> Task instructions: Copy everything in the listing below word for word, apart from any images.

[Dataset items]

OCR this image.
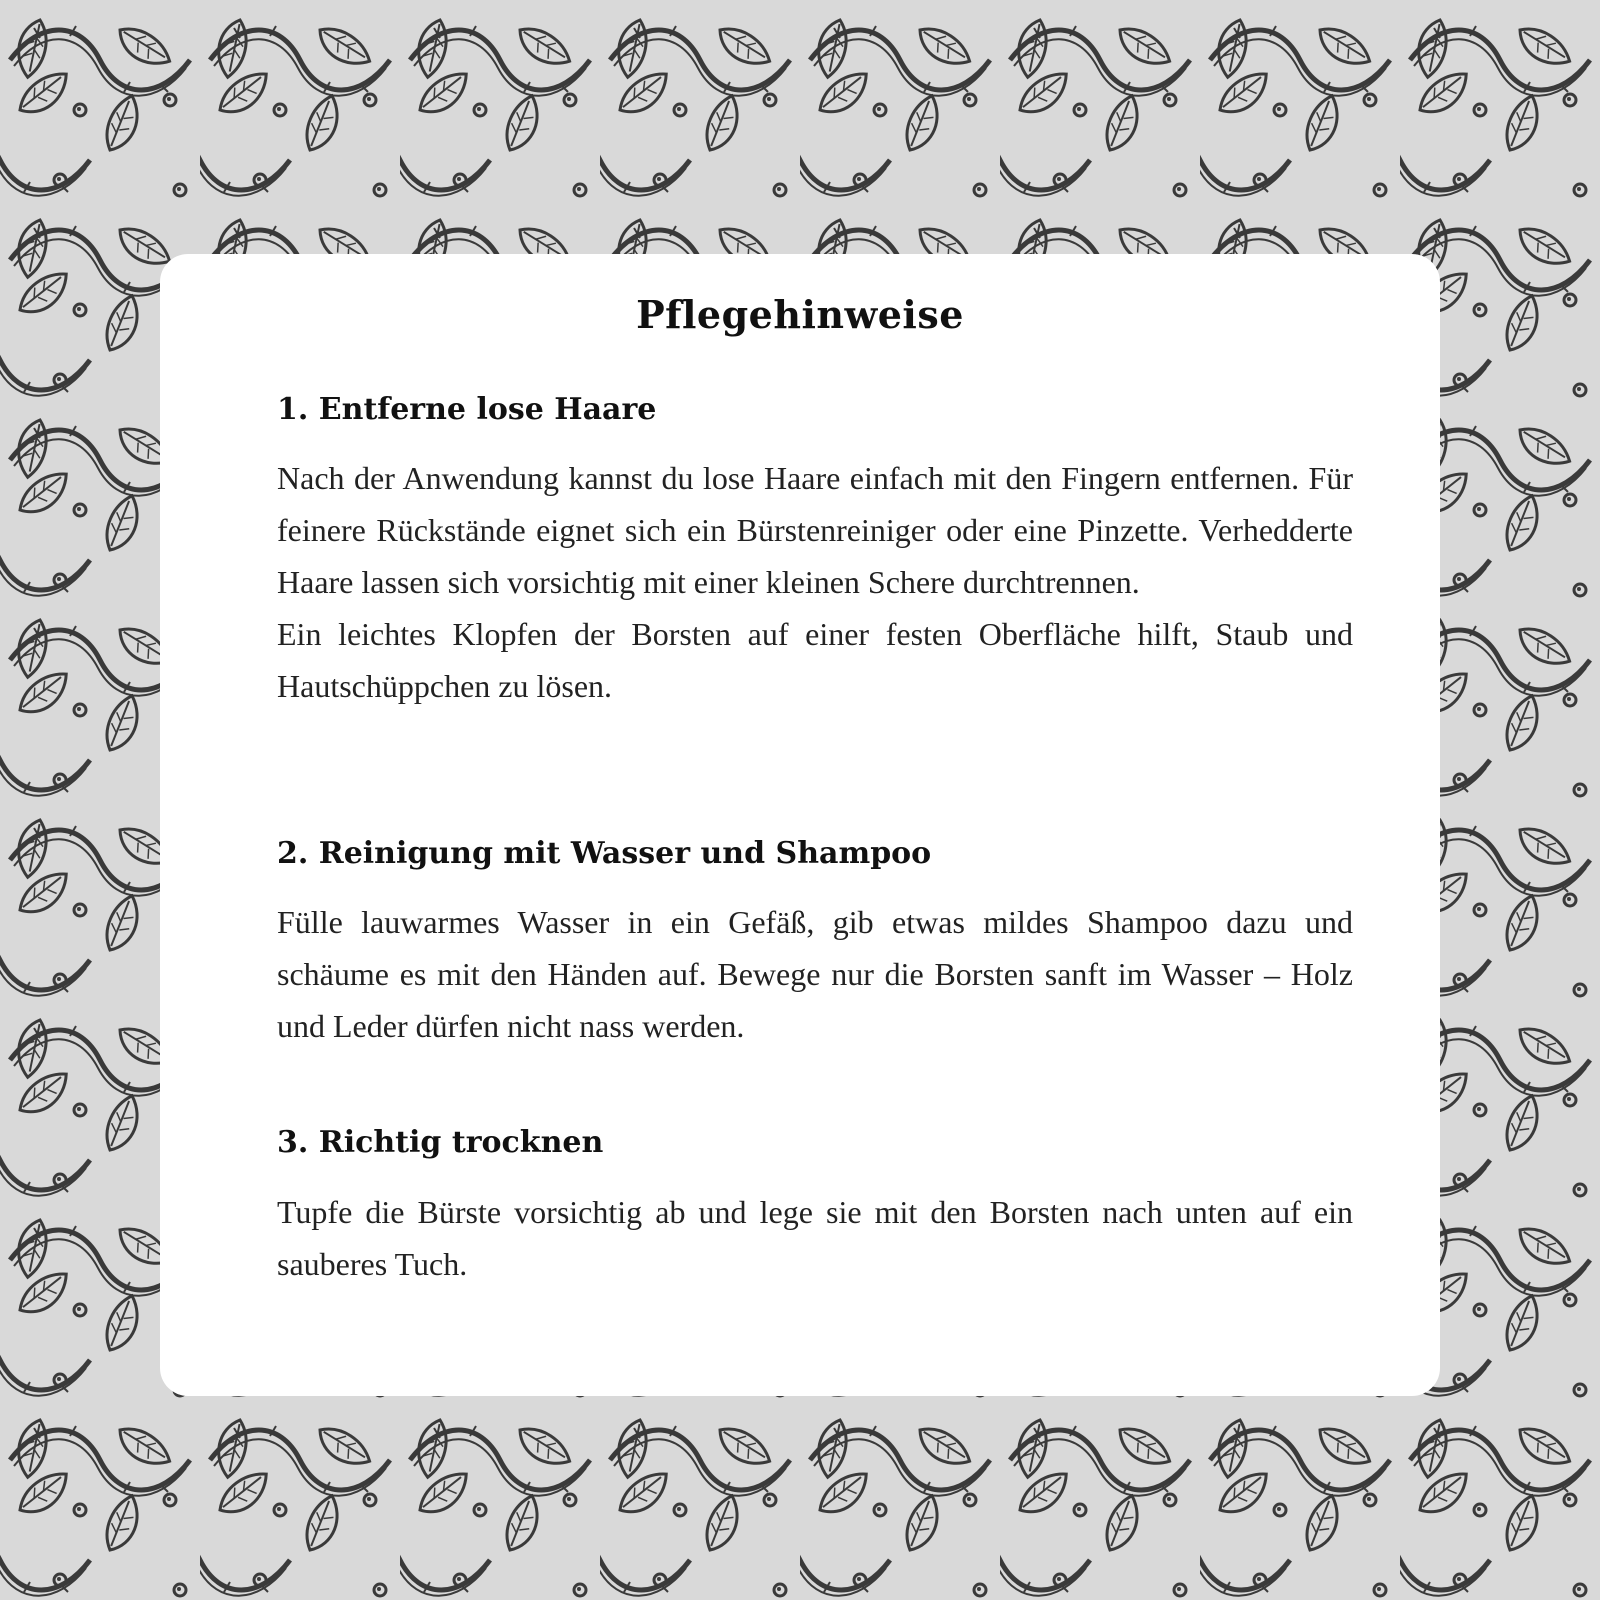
Pflegehinweise
1. Entferne lose Haare

Nach der Anwendung kannst du lose Haare einfach mit den Fingern entfernen. Für feinere Rückstände eignet sich ein Bürstenreiniger oder eine Pinzette. Verhedderte Haare lassen sich vorsichtig mit einer kleinen Schere durchtrennen.

Ein leichtes Klopfen der Borsten auf einer festen Oberfläche hilft, Staub und Hautschüppchen zu lösen.

2. Reinigung mit Wasser und Shampoo

Fülle lauwarmes Wasser in ein Gefäß, gib etwas mildes Shampoo dazu und schäume es mit den Händen auf. Bewege nur die Borsten sanft im Wasser – Holz und Leder dürfen nicht nass werden.

3. Richtig trocknen

Tupfe die Bürste vorsichtig ab und lege sie mit den Borsten nach unten auf ein sauberes Tuch.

> The result:
OCR this image.
Pflegehinweise
1. Entferne lose Haare

Nach der Anwendung kannst du lose Haare einfach mit den Fingern entfernen. Für feinere Rückstände eignet sich ein Bürstenreiniger oder eine Pinzette. Verhedderte Haare lassen sich vorsichtig mit einer kleinen Schere durchtrennen.

Ein leichtes Klopfen der Borsten auf einer festen Oberfläche hilft, Staub und Hautschüppchen zu lösen.

2. Reinigung mit Wasser und Shampoo

Fülle lauwarmes Wasser in ein Gefäß, gib etwas mildes Shampoo dazu und schäume es mit den Händen auf. Bewege nur die Borsten sanft im Wasser – Holz und Leder dürfen nicht nass werden.

3. Richtig trocknen

Tupfe die Bürste vorsichtig ab und lege sie mit den Borsten nach unten auf ein sauberes Tuch.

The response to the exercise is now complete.